■ **EXERCISE DESCRIPTION**
Where a line contains the string "Raster", copy that line.
▬▬▬▬▬▬
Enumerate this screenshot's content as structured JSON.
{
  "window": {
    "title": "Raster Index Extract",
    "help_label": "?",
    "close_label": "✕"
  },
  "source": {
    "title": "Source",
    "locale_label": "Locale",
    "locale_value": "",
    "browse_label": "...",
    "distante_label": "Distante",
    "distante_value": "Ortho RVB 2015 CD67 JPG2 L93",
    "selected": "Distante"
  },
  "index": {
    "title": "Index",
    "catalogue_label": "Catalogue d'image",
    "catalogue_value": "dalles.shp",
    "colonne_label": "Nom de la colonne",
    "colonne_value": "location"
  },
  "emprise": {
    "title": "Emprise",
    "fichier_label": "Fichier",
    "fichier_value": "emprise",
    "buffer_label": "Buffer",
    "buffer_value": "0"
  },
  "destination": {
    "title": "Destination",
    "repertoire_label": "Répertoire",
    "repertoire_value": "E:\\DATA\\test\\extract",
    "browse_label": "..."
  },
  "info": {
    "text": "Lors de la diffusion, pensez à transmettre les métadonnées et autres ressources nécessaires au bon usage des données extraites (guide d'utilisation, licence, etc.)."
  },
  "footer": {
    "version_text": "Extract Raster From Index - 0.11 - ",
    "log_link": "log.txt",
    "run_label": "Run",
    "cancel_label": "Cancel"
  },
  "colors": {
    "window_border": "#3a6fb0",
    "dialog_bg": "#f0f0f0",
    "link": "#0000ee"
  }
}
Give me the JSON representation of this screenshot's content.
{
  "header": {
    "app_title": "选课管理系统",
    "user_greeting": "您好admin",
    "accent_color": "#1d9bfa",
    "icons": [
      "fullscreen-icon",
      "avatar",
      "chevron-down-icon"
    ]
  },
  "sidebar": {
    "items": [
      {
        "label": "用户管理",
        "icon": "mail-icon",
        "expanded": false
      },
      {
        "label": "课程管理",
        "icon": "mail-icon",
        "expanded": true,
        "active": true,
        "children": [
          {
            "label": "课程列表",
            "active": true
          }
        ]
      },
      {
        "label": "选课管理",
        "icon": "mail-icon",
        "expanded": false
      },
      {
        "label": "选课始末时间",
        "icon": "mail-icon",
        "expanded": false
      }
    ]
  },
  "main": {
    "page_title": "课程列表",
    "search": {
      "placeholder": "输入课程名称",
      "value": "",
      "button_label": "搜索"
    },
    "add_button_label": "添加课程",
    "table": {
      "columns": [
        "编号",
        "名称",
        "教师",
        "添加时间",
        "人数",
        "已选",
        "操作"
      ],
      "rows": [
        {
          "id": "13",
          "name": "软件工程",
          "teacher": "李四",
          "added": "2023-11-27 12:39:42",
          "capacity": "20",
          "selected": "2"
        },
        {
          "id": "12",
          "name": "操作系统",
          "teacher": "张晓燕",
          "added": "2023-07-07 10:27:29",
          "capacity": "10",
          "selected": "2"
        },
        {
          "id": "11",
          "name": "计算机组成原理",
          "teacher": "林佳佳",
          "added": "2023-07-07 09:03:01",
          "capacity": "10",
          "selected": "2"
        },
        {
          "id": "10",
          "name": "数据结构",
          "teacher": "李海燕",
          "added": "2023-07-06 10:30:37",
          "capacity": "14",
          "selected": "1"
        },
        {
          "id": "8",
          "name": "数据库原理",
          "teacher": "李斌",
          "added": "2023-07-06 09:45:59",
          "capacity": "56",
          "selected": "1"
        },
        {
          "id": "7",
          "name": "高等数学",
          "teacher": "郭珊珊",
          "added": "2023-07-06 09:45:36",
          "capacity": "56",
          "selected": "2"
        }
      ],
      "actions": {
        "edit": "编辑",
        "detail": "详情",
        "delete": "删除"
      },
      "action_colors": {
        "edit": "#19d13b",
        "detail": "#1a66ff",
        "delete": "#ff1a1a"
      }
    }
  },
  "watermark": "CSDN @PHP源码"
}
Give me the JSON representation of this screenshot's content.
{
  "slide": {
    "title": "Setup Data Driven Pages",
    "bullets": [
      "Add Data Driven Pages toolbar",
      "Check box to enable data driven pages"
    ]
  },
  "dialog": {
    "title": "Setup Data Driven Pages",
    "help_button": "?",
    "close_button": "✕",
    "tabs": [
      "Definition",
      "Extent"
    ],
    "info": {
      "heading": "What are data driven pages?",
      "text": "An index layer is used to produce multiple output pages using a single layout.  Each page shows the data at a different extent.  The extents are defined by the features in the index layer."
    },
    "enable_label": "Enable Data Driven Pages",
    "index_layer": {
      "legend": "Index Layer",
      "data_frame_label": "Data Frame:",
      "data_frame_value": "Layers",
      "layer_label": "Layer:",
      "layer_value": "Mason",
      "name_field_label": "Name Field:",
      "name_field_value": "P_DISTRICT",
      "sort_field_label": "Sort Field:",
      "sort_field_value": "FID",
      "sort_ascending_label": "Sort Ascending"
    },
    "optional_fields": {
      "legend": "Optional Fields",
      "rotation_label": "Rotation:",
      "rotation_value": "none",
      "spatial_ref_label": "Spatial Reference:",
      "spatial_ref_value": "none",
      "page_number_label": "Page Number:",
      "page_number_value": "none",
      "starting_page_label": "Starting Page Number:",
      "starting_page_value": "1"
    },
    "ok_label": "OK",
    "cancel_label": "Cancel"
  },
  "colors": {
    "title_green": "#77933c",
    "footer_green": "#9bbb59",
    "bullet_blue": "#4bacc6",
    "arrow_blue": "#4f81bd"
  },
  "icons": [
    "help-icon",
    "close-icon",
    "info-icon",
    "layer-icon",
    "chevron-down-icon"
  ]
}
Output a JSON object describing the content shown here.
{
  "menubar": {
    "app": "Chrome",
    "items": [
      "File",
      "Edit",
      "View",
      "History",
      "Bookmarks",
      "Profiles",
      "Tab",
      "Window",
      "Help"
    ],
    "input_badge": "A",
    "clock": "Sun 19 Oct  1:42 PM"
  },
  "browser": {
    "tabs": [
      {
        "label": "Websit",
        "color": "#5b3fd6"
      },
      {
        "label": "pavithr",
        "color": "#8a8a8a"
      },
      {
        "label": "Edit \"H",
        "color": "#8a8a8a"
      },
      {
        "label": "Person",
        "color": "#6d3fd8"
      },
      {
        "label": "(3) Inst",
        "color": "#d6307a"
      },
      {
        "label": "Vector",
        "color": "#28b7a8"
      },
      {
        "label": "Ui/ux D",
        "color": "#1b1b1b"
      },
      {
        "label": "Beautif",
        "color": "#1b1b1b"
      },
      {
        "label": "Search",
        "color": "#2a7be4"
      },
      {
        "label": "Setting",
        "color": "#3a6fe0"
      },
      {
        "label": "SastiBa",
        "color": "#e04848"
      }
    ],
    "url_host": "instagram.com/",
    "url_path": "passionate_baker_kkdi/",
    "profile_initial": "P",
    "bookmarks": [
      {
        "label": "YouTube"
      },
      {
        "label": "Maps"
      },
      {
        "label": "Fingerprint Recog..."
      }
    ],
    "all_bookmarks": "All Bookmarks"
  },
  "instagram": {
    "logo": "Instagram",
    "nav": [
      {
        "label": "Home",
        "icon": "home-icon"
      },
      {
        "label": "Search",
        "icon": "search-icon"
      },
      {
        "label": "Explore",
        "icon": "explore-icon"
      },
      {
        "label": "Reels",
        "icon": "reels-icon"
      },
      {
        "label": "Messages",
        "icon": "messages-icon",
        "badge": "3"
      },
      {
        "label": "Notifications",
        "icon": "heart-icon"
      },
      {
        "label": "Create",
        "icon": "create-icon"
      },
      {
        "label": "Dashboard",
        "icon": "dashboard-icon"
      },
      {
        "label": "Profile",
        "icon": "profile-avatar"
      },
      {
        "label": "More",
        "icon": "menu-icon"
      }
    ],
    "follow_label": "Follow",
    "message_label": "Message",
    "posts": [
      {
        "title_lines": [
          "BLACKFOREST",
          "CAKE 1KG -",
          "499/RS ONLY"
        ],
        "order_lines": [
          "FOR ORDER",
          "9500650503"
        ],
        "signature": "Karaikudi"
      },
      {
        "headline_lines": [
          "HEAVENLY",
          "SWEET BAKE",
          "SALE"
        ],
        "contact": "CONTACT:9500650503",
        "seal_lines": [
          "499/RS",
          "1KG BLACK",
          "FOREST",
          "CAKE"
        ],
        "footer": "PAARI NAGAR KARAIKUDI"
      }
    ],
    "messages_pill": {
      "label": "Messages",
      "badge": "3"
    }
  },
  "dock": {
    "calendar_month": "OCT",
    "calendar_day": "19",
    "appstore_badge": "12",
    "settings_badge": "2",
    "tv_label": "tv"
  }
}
▬▬▬▬▬▬
■ **OUTPUT FOR THIS TASK**
    "title": "Raster Index Extract",
    "version_text": "Extract Raster From Index - 0.11 - ",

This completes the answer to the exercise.